Listed records:
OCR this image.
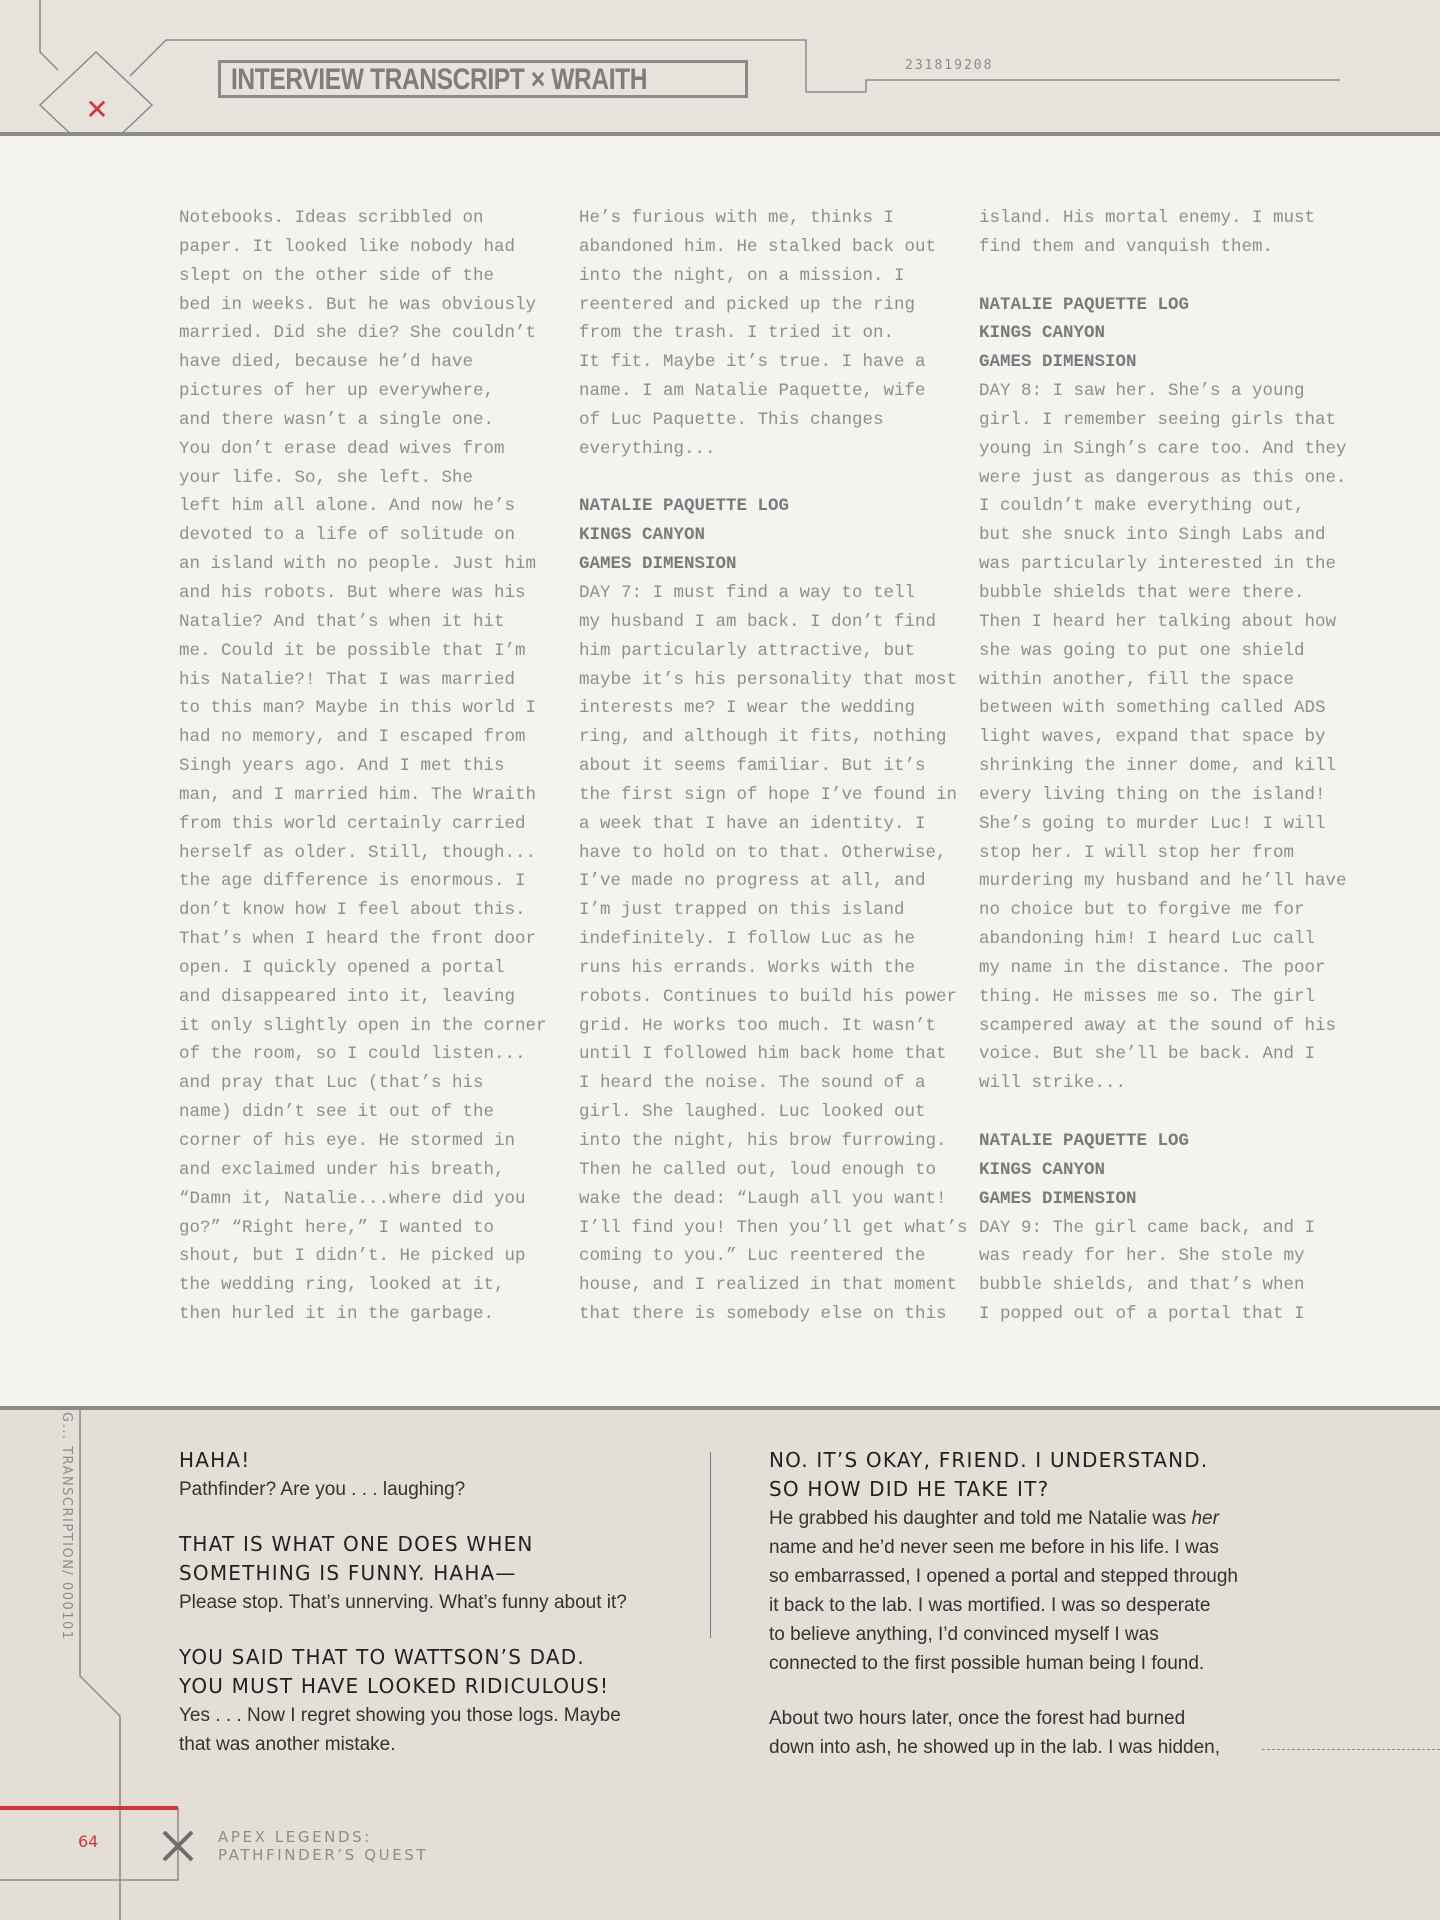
✕
INTERVIEW TRANSCRIPT × WRAITH	231819208
Notebooks. Ideas scribbled on
paper. It looked like nobody had
slept on the other side of the
bed in weeks. But he was obviously
married. Did she die? She couldn’t
have died, because he’d have
pictures of her up everywhere,
and there wasn’t a single one.
You don’t erase dead wives from
your life. So, she left. She
left him all alone. And now he’s
devoted to a life of solitude on
an island with no people. Just him
and his robots. But where was his
Natalie? And that’s when it hit
me. Could it be possible that I’m
his Natalie?! That I was married
to this man? Maybe in this world I
had no memory, and I escaped from
Singh years ago. And I met this
man, and I married him. The Wraith
from this world certainly carried
herself as older. Still, though...
the age difference is enormous. I
don’t know how I feel about this.
That’s when I heard the front door
open. I quickly opened a portal
and disappeared into it, leaving
it only slightly open in the corner
of the room, so I could listen...
and pray that Luc (that’s his
name) didn’t see it out of the
corner of his eye. He stormed in
and exclaimed under his breath,
“Damn it, Natalie...where did you
go?” “Right here,” I wanted to
shout, but I didn’t. He picked up
the wedding ring, looked at it,
then hurled it in the garbage.
He’s furious with me, thinks I
abandoned him. He stalked back out
into the night, on a mission. I
reentered and picked up the ring
from the trash. I tried it on.
It fit. Maybe it’s true. I have a
name. I am Natalie Paquette, wife
of Luc Paquette. This changes
everything...
NATALIE PAQUETTE LOG
KINGS CANYON
GAMES DIMENSION
DAY 7: I must find a way to tell
my husband I am back. I don’t find
him particularly attractive, but
maybe it’s his personality that most
interests me? I wear the wedding
ring, and although it fits, nothing
about it seems familiar. But it’s
the first sign of hope I’ve found in
a week that I have an identity. I
have to hold on to that. Otherwise,
I’ve made no progress at all, and
I’m just trapped on this island
indefinitely. I follow Luc as he
runs his errands. Works with the
robots. Continues to build his power
grid. He works too much. It wasn’t
until I followed him back home that
I heard the noise. The sound of a
girl. She laughed. Luc looked out
into the night, his brow furrowing.
Then he called out, loud enough to
wake the dead: “Laugh all you want!
I’ll find you! Then you’ll get what’s
coming to you.” Luc reentered the
house, and I realized in that moment
that there is somebody else on this
island. His mortal enemy. I must
find them and vanquish them.
NATALIE PAQUETTE LOG
KINGS CANYON
GAMES DIMENSION
DAY 8: I saw her. She’s a young
girl. I remember seeing girls that
young in Singh’s care too. And they
were just as dangerous as this one.
I couldn’t make everything out,
but she snuck into Singh Labs and
was particularly interested in the
bubble shields that were there.
Then I heard her talking about how
she was going to put one shield
within another, fill the space
between with something called ADS
light waves, expand that space by
shrinking the inner dome, and kill
every living thing on the island!
She’s going to murder Luc! I will
stop her. I will stop her from
murdering my husband and he’ll have
no choice but to forgive me for
abandoning him! I heard Luc call
my name in the distance. The poor
thing. He misses me so. The girl
scampered away at the sound of his
voice. But she’ll be back. And I
will strike...
NATALIE PAQUETTE LOG
KINGS CANYON
GAMES DIMENSION
DAY 9: The girl came back, and I
was ready for her. She stole my
bubble shields, and that’s when
I popped out of a portal that I
G... TRANSCRIPTION/ 000101	HAHA!
Pathfinder? Are you . . . laughing?
THAT IS WHAT ONE DOES WHEN
SOMETHING IS FUNNY. HAHA—
Please stop. That’s unnerving. What’s funny about it?
YOU SAID THAT TO WATTSON’S DAD.
YOU MUST HAVE LOOKED RIDICULOUS!
Yes . . . Now I regret showing you those logs. Maybe
that was another mistake.
NO. IT’S OKAY, FRIEND. I UNDERSTAND.
SO HOW DID HE TAKE IT?
He grabbed his daughter and told me Natalie was her
name and he’d never seen me before in his life. I was
so embarrassed, I opened a portal and stepped through
it back to the lab. I was mortified. I was so desperate
to believe anything, I’d convinced myself I was
connected to the first possible human being I found.
About two hours later, once the forest had burned
down into ash, he showed up in the lab. I was hidden,
64	APEX LEGENDS:
PATHFINDER’S QUEST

Task description:
Copy each line in full and exactly, omitting any picture.

The reply:
OCR this image.
✕
INTERVIEW TRANSCRIPT × WRAITH	231819208
Notebooks. Ideas scribbled on
paper. It looked like nobody had
slept on the other side of the
bed in weeks. But he was obviously
married. Did she die? She couldn’t
have died, because he’d have
pictures of her up everywhere,
and there wasn’t a single one.
You don’t erase dead wives from
your life. So, she left. She
left him all alone. And now he’s
devoted to a life of solitude on
an island with no people. Just him
and his robots. But where was his
Natalie? And that’s when it hit
me. Could it be possible that I’m
his Natalie?! That I was married
to this man? Maybe in this world I
had no memory, and I escaped from
Singh years ago. And I met this
man, and I married him. The Wraith
from this world certainly carried
herself as older. Still, though...
the age difference is enormous. I
don’t know how I feel about this.
That’s when I heard the front door
open. I quickly opened a portal
and disappeared into it, leaving
it only slightly open in the corner
of the room, so I could listen...
and pray that Luc (that’s his
name) didn’t see it out of the
corner of his eye. He stormed in
and exclaimed under his breath,
“Damn it, Natalie...where did you
go?” “Right here,” I wanted to
shout, but I didn’t. He picked up
the wedding ring, looked at it,
then hurled it in the garbage.
He’s furious with me, thinks I
abandoned him. He stalked back out
into the night, on a mission. I
reentered and picked up the ring
from the trash. I tried it on.
It fit. Maybe it’s true. I have a
name. I am Natalie Paquette, wife
of Luc Paquette. This changes
everything...
NATALIE PAQUETTE LOG
KINGS CANYON
GAMES DIMENSION
DAY 7: I must find a way to tell
my husband I am back. I don’t find
him particularly attractive, but
maybe it’s his personality that most
interests me? I wear the wedding
ring, and although it fits, nothing
about it seems familiar. But it’s
the first sign of hope I’ve found in
a week that I have an identity. I
have to hold on to that. Otherwise,
I’ve made no progress at all, and
I’m just trapped on this island
indefinitely. I follow Luc as he
runs his errands. Works with the
robots. Continues to build his power
grid. He works too much. It wasn’t
until I followed him back home that
I heard the noise. The sound of a
girl. She laughed. Luc looked out
into the night, his brow furrowing.
Then he called out, loud enough to
wake the dead: “Laugh all you want!
I’ll find you! Then you’ll get what’s
coming to you.” Luc reentered the
house, and I realized in that moment
that there is somebody else on this
island. His mortal enemy. I must
find them and vanquish them.
NATALIE PAQUETTE LOG
KINGS CANYON
GAMES DIMENSION
DAY 8: I saw her. She’s a young
girl. I remember seeing girls that
young in Singh’s care too. And they
were just as dangerous as this one.
I couldn’t make everything out,
but she snuck into Singh Labs and
was particularly interested in the
bubble shields that were there.
Then I heard her talking about how
she was going to put one shield
within another, fill the space
between with something called ADS
light waves, expand that space by
shrinking the inner dome, and kill
every living thing on the island!
She’s going to murder Luc! I will
stop her. I will stop her from
murdering my husband and he’ll have
no choice but to forgive me for
abandoning him! I heard Luc call
my name in the distance. The poor
thing. He misses me so. The girl
scampered away at the sound of his
voice. But she’ll be back. And I
will strike...
NATALIE PAQUETTE LOG
KINGS CANYON
GAMES DIMENSION
DAY 9: The girl came back, and I
was ready for her. She stole my
bubble shields, and that’s when
I popped out of a portal that I
G... TRANSCRIPTION/ 000101	HAHA!
Pathfinder? Are you . . . laughing?
THAT IS WHAT ONE DOES WHEN
SOMETHING IS FUNNY. HAHA—
Please stop. That’s unnerving. What’s funny about it?
YOU SAID THAT TO WATTSON’S DAD.
YOU MUST HAVE LOOKED RIDICULOUS!
Yes . . . Now I regret showing you those logs. Maybe
that was another mistake.
NO. IT’S OKAY, FRIEND. I UNDERSTAND.
SO HOW DID HE TAKE IT?
He grabbed his daughter and told me Natalie was her
name and he’d never seen me before in his life. I was
so embarrassed, I opened a portal and stepped through
it back to the lab. I was mortified. I was so desperate
to believe anything, I’d convinced myself I was
connected to the first possible human being I found.
About two hours later, once the forest had burned
down into ash, he showed up in the lab. I was hidden,
64	APEX LEGENDS:
PATHFINDER’S QUEST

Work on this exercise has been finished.